— Start EXTRACTED DATA —

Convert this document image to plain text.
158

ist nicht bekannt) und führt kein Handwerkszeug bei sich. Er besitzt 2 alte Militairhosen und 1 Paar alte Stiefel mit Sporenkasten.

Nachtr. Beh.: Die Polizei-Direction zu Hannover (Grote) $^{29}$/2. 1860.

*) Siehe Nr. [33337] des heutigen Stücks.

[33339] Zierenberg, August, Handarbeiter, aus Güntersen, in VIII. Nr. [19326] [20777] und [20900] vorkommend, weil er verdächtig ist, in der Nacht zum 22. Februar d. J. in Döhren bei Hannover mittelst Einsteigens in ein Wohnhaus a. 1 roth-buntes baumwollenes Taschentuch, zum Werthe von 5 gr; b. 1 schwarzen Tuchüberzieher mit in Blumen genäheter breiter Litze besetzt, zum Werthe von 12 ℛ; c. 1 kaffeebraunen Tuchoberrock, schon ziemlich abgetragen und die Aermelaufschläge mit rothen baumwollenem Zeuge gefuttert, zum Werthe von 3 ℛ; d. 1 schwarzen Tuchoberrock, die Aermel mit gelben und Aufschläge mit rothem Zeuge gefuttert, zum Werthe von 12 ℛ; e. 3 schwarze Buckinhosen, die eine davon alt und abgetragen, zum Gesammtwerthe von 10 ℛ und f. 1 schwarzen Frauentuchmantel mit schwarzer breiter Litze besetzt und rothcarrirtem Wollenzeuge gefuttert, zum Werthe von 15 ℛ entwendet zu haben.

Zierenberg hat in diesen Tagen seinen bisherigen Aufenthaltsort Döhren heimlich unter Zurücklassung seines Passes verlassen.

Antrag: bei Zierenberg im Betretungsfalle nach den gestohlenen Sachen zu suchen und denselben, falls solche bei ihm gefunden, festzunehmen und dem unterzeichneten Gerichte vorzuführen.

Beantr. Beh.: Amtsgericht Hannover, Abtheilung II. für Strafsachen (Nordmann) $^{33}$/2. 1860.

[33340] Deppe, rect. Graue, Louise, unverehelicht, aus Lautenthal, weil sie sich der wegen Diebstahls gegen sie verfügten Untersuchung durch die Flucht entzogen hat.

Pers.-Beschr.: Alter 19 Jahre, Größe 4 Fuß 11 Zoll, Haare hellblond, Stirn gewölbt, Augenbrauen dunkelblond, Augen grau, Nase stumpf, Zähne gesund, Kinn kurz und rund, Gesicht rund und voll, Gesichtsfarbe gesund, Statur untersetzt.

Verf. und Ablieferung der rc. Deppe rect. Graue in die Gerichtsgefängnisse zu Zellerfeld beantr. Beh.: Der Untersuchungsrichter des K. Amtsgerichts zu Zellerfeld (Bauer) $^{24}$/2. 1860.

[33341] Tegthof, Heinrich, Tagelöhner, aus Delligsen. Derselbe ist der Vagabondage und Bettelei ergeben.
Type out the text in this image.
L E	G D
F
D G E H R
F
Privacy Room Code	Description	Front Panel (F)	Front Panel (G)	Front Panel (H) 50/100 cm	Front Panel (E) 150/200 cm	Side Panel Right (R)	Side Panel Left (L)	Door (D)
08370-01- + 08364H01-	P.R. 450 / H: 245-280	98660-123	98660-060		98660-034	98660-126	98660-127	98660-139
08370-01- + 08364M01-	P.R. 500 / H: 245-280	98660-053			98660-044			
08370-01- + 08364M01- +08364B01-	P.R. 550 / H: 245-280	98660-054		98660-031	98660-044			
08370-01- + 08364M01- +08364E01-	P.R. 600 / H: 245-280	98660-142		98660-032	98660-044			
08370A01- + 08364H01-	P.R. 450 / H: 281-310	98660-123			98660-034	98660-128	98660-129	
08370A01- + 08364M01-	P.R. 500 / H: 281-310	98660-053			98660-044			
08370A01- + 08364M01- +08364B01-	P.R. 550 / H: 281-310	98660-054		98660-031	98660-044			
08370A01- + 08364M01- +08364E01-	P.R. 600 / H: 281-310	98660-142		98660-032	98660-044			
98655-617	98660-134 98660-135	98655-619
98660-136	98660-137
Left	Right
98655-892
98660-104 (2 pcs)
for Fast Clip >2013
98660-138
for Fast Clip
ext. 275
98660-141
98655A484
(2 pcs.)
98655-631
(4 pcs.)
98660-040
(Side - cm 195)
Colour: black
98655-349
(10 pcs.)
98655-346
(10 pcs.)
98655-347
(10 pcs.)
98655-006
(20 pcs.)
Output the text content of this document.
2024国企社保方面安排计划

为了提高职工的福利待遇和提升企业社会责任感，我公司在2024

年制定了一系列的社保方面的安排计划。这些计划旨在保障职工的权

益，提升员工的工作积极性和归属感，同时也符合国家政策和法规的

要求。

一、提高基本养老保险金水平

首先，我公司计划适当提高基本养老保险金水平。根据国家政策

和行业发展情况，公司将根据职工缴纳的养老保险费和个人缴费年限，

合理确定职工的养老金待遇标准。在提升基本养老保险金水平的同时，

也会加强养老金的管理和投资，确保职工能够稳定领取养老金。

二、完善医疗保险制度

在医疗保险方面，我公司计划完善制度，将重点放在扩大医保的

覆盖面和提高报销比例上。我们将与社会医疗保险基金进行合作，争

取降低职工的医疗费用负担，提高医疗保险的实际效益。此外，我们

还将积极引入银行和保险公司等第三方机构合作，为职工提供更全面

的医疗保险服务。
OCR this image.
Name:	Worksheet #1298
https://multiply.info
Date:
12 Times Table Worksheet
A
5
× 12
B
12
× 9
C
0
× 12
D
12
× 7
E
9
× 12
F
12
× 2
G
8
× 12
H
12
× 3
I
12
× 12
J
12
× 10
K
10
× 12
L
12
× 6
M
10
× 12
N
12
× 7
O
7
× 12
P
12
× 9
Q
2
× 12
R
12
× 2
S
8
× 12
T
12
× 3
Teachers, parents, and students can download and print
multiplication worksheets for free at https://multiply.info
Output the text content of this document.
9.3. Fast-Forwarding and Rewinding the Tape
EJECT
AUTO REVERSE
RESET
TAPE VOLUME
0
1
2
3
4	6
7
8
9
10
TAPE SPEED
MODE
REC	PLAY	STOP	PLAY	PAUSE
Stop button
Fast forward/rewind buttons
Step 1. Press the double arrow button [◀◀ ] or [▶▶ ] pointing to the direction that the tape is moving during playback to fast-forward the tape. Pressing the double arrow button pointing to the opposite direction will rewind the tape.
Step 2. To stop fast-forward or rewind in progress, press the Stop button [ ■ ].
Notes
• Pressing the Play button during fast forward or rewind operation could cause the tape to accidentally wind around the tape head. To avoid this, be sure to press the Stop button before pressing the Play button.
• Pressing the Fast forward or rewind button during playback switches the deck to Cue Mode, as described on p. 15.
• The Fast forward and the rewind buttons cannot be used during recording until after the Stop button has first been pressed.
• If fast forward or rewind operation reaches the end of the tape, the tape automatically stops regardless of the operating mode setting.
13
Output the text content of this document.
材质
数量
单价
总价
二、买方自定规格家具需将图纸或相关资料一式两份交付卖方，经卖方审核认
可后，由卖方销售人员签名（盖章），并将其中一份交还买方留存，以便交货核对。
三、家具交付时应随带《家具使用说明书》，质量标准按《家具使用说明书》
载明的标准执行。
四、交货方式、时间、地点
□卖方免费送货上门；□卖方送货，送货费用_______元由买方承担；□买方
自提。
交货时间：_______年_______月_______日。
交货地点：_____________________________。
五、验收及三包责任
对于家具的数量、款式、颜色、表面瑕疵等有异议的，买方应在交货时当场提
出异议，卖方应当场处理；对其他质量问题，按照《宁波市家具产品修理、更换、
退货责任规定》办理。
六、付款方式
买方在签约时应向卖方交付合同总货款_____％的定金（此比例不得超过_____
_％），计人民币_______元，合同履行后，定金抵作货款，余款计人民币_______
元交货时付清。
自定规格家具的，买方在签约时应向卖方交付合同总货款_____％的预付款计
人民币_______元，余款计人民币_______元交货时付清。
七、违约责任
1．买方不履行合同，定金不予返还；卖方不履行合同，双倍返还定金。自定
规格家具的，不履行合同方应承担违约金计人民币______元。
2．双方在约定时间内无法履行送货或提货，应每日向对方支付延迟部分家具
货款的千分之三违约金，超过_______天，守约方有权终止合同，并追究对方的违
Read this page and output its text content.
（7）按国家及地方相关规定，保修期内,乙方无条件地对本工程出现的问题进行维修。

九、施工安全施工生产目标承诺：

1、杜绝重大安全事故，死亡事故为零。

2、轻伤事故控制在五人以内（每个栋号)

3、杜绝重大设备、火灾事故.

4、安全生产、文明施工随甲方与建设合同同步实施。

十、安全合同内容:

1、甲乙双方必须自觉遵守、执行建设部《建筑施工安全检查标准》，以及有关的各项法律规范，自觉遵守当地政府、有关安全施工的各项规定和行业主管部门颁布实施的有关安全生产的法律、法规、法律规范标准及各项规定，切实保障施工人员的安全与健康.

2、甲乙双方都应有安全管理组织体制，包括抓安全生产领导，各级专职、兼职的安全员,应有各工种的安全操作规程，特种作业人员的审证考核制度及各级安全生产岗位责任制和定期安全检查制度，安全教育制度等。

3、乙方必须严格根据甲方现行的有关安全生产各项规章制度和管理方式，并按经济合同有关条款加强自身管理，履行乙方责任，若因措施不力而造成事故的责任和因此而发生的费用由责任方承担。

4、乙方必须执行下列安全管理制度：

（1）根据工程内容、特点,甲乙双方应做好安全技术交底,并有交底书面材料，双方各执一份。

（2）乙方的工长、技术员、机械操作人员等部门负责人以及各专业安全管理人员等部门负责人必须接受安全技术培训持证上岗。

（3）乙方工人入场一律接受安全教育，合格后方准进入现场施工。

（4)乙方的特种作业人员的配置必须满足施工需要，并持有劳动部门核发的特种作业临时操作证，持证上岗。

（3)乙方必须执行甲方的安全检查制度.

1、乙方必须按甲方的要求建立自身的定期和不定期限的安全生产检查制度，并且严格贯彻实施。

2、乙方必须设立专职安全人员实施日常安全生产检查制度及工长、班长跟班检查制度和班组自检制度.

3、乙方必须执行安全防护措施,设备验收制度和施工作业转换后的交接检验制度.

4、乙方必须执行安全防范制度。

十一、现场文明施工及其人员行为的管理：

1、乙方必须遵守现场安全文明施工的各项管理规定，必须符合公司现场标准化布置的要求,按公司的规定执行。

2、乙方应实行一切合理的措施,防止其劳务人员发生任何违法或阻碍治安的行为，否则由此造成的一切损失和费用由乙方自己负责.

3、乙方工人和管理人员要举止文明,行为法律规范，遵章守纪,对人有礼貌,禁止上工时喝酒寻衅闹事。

— End EXTRACTED DATA —

TASK PROMPT →
Pick out each line containing the string "Side" and copy it.

WRITTEN RESPONSE →
Privacy Room Code	Description	Front Panel (F)	Front Panel (G)	Front Panel (H) 50/100 cm	Front Panel (E) 150/200 cm	Side Panel Right (R)	Side Panel Left (L)	Door (D)
(Side - cm 195)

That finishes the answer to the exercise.